> **Task instructions**: Reading down the listing below, count the lines where the word "this" shows up, then give only that count.

> **Data excerpts**:
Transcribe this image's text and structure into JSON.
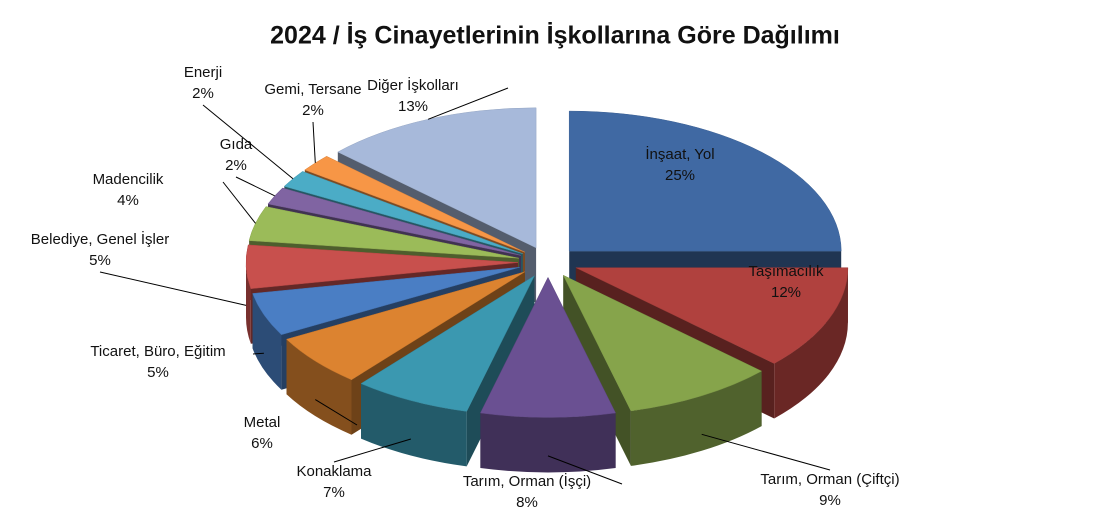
{
  "chart_data": {
    "type": "pie",
    "title": "2024 / İş Cinayetlerinin İşkollarına Göre Dağılımı",
    "categories": [
      "İnşaat, Yol",
      "Taşımacılık",
      "Tarım, Orman (Çiftçi)",
      "Tarım, Orman (İşçi)",
      "Konaklama",
      "Metal",
      "Ticaret, Büro, Eğitim",
      "Belediye, Genel İşler",
      "Madencilik",
      "Gıda",
      "Enerji",
      "Gemi, Tersane",
      "Diğer İşkolları"
    ],
    "values": [
      25,
      12,
      9,
      8,
      7,
      6,
      5,
      5,
      4,
      2,
      2,
      2,
      13
    ],
    "value_labels": [
      "25%",
      "12%",
      "9%",
      "8%",
      "7%",
      "6%",
      "5%",
      "5%",
      "4%",
      "2%",
      "2%",
      "2%",
      "13%"
    ],
    "colors": [
      "#4069a3",
      "#b0413e",
      "#86a44b",
      "#6a5092",
      "#3b98b0",
      "#dc8330",
      "#4a7ec4",
      "#c8504d",
      "#9bbb59",
      "#8064a2",
      "#4bacc6",
      "#f79646",
      "#a7b9da"
    ]
  }
}
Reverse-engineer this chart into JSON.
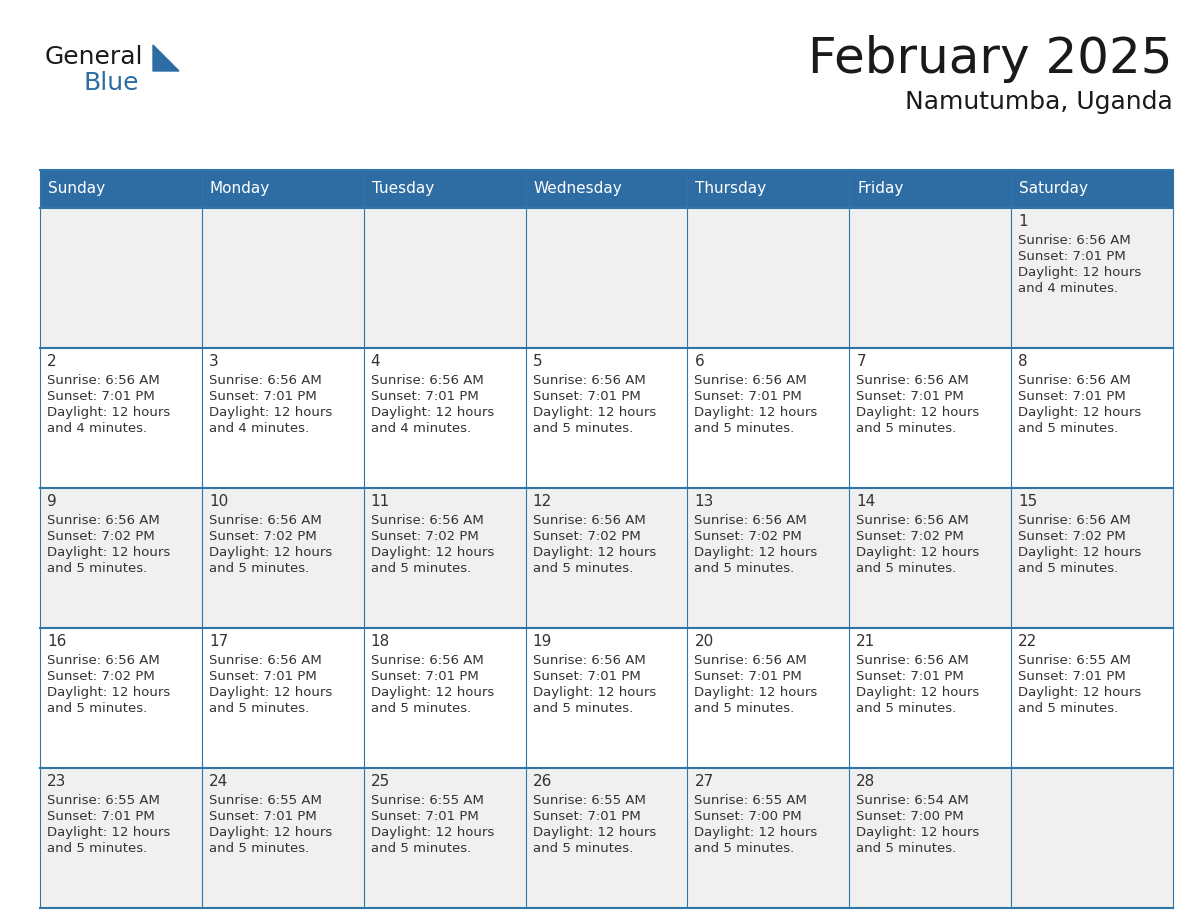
{
  "title": "February 2025",
  "subtitle": "Namutumba, Uganda",
  "days_of_week": [
    "Sunday",
    "Monday",
    "Tuesday",
    "Wednesday",
    "Thursday",
    "Friday",
    "Saturday"
  ],
  "header_bg": "#2E6DA4",
  "header_text": "#FFFFFF",
  "cell_bg_odd": "#F0F0F0",
  "cell_bg_even": "#FFFFFF",
  "border_color": "#2E75A8",
  "text_color": "#333333",
  "title_color": "#1a1a1a",
  "calendar_data": [
    [
      null,
      null,
      null,
      null,
      null,
      null,
      {
        "day": 1,
        "sunrise": "6:56 AM",
        "sunset": "7:01 PM",
        "daylight1": "12 hours",
        "daylight2": "and 4 minutes."
      }
    ],
    [
      {
        "day": 2,
        "sunrise": "6:56 AM",
        "sunset": "7:01 PM",
        "daylight1": "12 hours",
        "daylight2": "and 4 minutes."
      },
      {
        "day": 3,
        "sunrise": "6:56 AM",
        "sunset": "7:01 PM",
        "daylight1": "12 hours",
        "daylight2": "and 4 minutes."
      },
      {
        "day": 4,
        "sunrise": "6:56 AM",
        "sunset": "7:01 PM",
        "daylight1": "12 hours",
        "daylight2": "and 4 minutes."
      },
      {
        "day": 5,
        "sunrise": "6:56 AM",
        "sunset": "7:01 PM",
        "daylight1": "12 hours",
        "daylight2": "and 5 minutes."
      },
      {
        "day": 6,
        "sunrise": "6:56 AM",
        "sunset": "7:01 PM",
        "daylight1": "12 hours",
        "daylight2": "and 5 minutes."
      },
      {
        "day": 7,
        "sunrise": "6:56 AM",
        "sunset": "7:01 PM",
        "daylight1": "12 hours",
        "daylight2": "and 5 minutes."
      },
      {
        "day": 8,
        "sunrise": "6:56 AM",
        "sunset": "7:01 PM",
        "daylight1": "12 hours",
        "daylight2": "and 5 minutes."
      }
    ],
    [
      {
        "day": 9,
        "sunrise": "6:56 AM",
        "sunset": "7:02 PM",
        "daylight1": "12 hours",
        "daylight2": "and 5 minutes."
      },
      {
        "day": 10,
        "sunrise": "6:56 AM",
        "sunset": "7:02 PM",
        "daylight1": "12 hours",
        "daylight2": "and 5 minutes."
      },
      {
        "day": 11,
        "sunrise": "6:56 AM",
        "sunset": "7:02 PM",
        "daylight1": "12 hours",
        "daylight2": "and 5 minutes."
      },
      {
        "day": 12,
        "sunrise": "6:56 AM",
        "sunset": "7:02 PM",
        "daylight1": "12 hours",
        "daylight2": "and 5 minutes."
      },
      {
        "day": 13,
        "sunrise": "6:56 AM",
        "sunset": "7:02 PM",
        "daylight1": "12 hours",
        "daylight2": "and 5 minutes."
      },
      {
        "day": 14,
        "sunrise": "6:56 AM",
        "sunset": "7:02 PM",
        "daylight1": "12 hours",
        "daylight2": "and 5 minutes."
      },
      {
        "day": 15,
        "sunrise": "6:56 AM",
        "sunset": "7:02 PM",
        "daylight1": "12 hours",
        "daylight2": "and 5 minutes."
      }
    ],
    [
      {
        "day": 16,
        "sunrise": "6:56 AM",
        "sunset": "7:02 PM",
        "daylight1": "12 hours",
        "daylight2": "and 5 minutes."
      },
      {
        "day": 17,
        "sunrise": "6:56 AM",
        "sunset": "7:01 PM",
        "daylight1": "12 hours",
        "daylight2": "and 5 minutes."
      },
      {
        "day": 18,
        "sunrise": "6:56 AM",
        "sunset": "7:01 PM",
        "daylight1": "12 hours",
        "daylight2": "and 5 minutes."
      },
      {
        "day": 19,
        "sunrise": "6:56 AM",
        "sunset": "7:01 PM",
        "daylight1": "12 hours",
        "daylight2": "and 5 minutes."
      },
      {
        "day": 20,
        "sunrise": "6:56 AM",
        "sunset": "7:01 PM",
        "daylight1": "12 hours",
        "daylight2": "and 5 minutes."
      },
      {
        "day": 21,
        "sunrise": "6:56 AM",
        "sunset": "7:01 PM",
        "daylight1": "12 hours",
        "daylight2": "and 5 minutes."
      },
      {
        "day": 22,
        "sunrise": "6:55 AM",
        "sunset": "7:01 PM",
        "daylight1": "12 hours",
        "daylight2": "and 5 minutes."
      }
    ],
    [
      {
        "day": 23,
        "sunrise": "6:55 AM",
        "sunset": "7:01 PM",
        "daylight1": "12 hours",
        "daylight2": "and 5 minutes."
      },
      {
        "day": 24,
        "sunrise": "6:55 AM",
        "sunset": "7:01 PM",
        "daylight1": "12 hours",
        "daylight2": "and 5 minutes."
      },
      {
        "day": 25,
        "sunrise": "6:55 AM",
        "sunset": "7:01 PM",
        "daylight1": "12 hours",
        "daylight2": "and 5 minutes."
      },
      {
        "day": 26,
        "sunrise": "6:55 AM",
        "sunset": "7:01 PM",
        "daylight1": "12 hours",
        "daylight2": "and 5 minutes."
      },
      {
        "day": 27,
        "sunrise": "6:55 AM",
        "sunset": "7:00 PM",
        "daylight1": "12 hours",
        "daylight2": "and 5 minutes."
      },
      {
        "day": 28,
        "sunrise": "6:54 AM",
        "sunset": "7:00 PM",
        "daylight1": "12 hours",
        "daylight2": "and 5 minutes."
      },
      null
    ]
  ],
  "logo_text_general": "General",
  "logo_text_blue": "Blue",
  "logo_color_general": "#1a1a1a",
  "logo_color_blue": "#2E6DA4",
  "logo_triangle_color": "#2E6DA4"
}
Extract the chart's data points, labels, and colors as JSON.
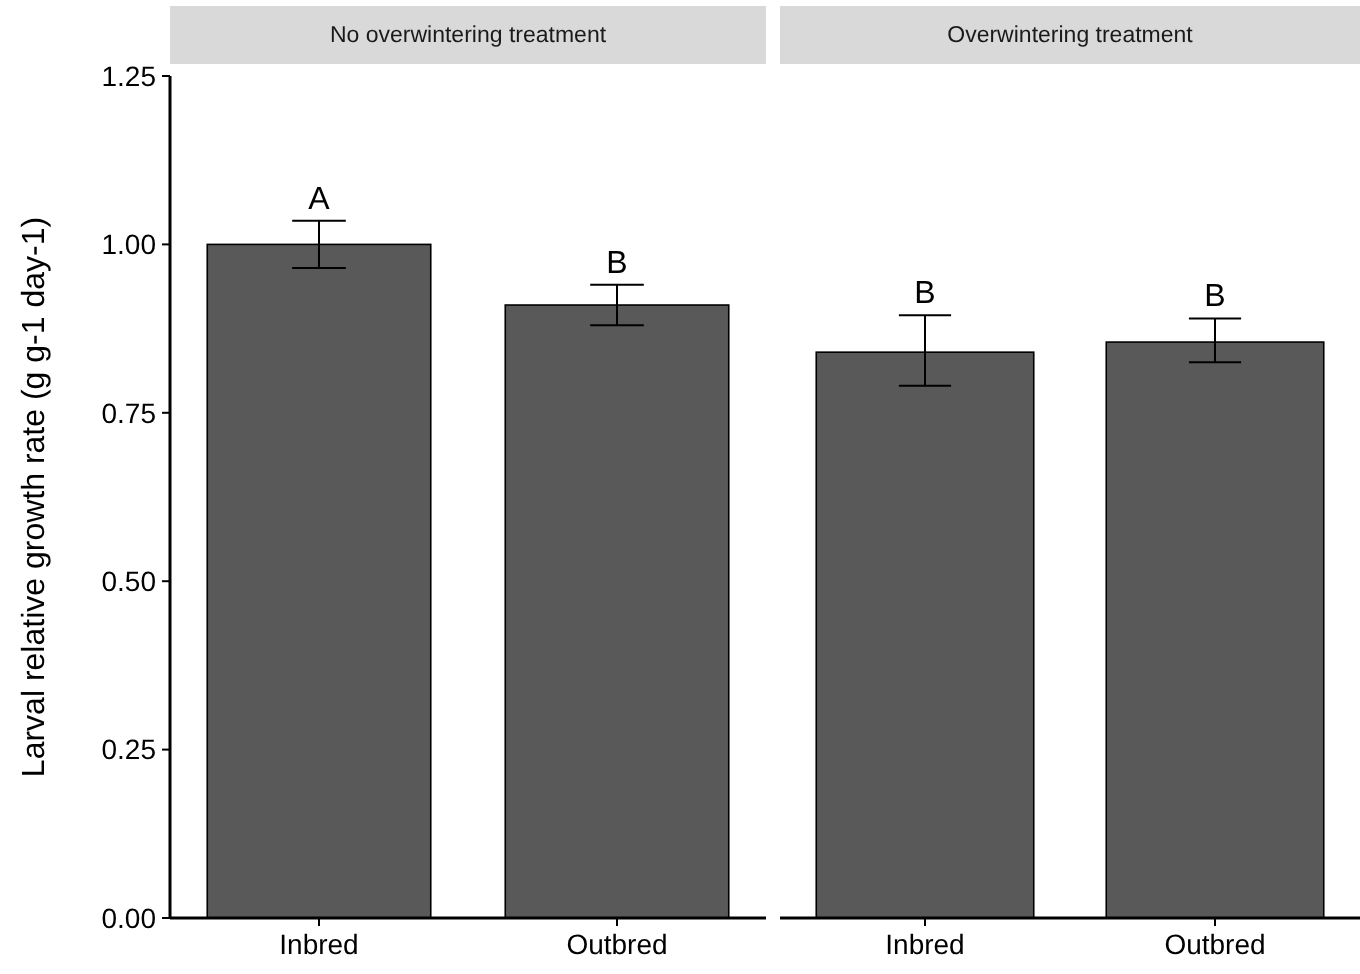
{
  "chart_data": [
    {
      "type": "bar",
      "title": "No overwintering treatment",
      "ylabel": "Larval relative growth rate (g g-1 day-1)",
      "categories": [
        "Inbred",
        "Outbred"
      ],
      "values": [
        1.0,
        0.91
      ],
      "errors": [
        [
          0.965,
          1.035
        ],
        [
          0.88,
          0.94
        ]
      ],
      "color": "#595959",
      "ylim": [
        0,
        1.25
      ],
      "yticks": [
        {
          "value": 0,
          "label": "0.00"
        },
        {
          "value": 0.25,
          "label": "0.25"
        },
        {
          "value": 0.5,
          "label": "0.50"
        },
        {
          "value": 0.75,
          "label": "0.75"
        },
        {
          "value": 1,
          "label": "1.00"
        },
        {
          "value": 1.25,
          "label": "1.25"
        }
      ],
      "annotations": [
        {
          "text": "A",
          "x": "Inbred",
          "y": 1.035
        },
        {
          "text": "B",
          "x": "Outbred",
          "y": 0.94
        }
      ]
    },
    {
      "type": "bar",
      "title": "Overwintering treatment",
      "categories": [
        "Inbred",
        "Outbred"
      ],
      "values": [
        0.84,
        0.855
      ],
      "errors": [
        [
          0.79,
          0.895
        ],
        [
          0.825,
          0.89
        ]
      ],
      "color": "#595959",
      "ylim": [
        0,
        1.25
      ],
      "tick_labels": "x",
      "annotations": [
        {
          "text": "B",
          "x": "Inbred",
          "y": 0.895
        },
        {
          "text": "B",
          "x": "Outbred",
          "y": 0.89
        }
      ]
    }
  ]
}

> **Output below**: 2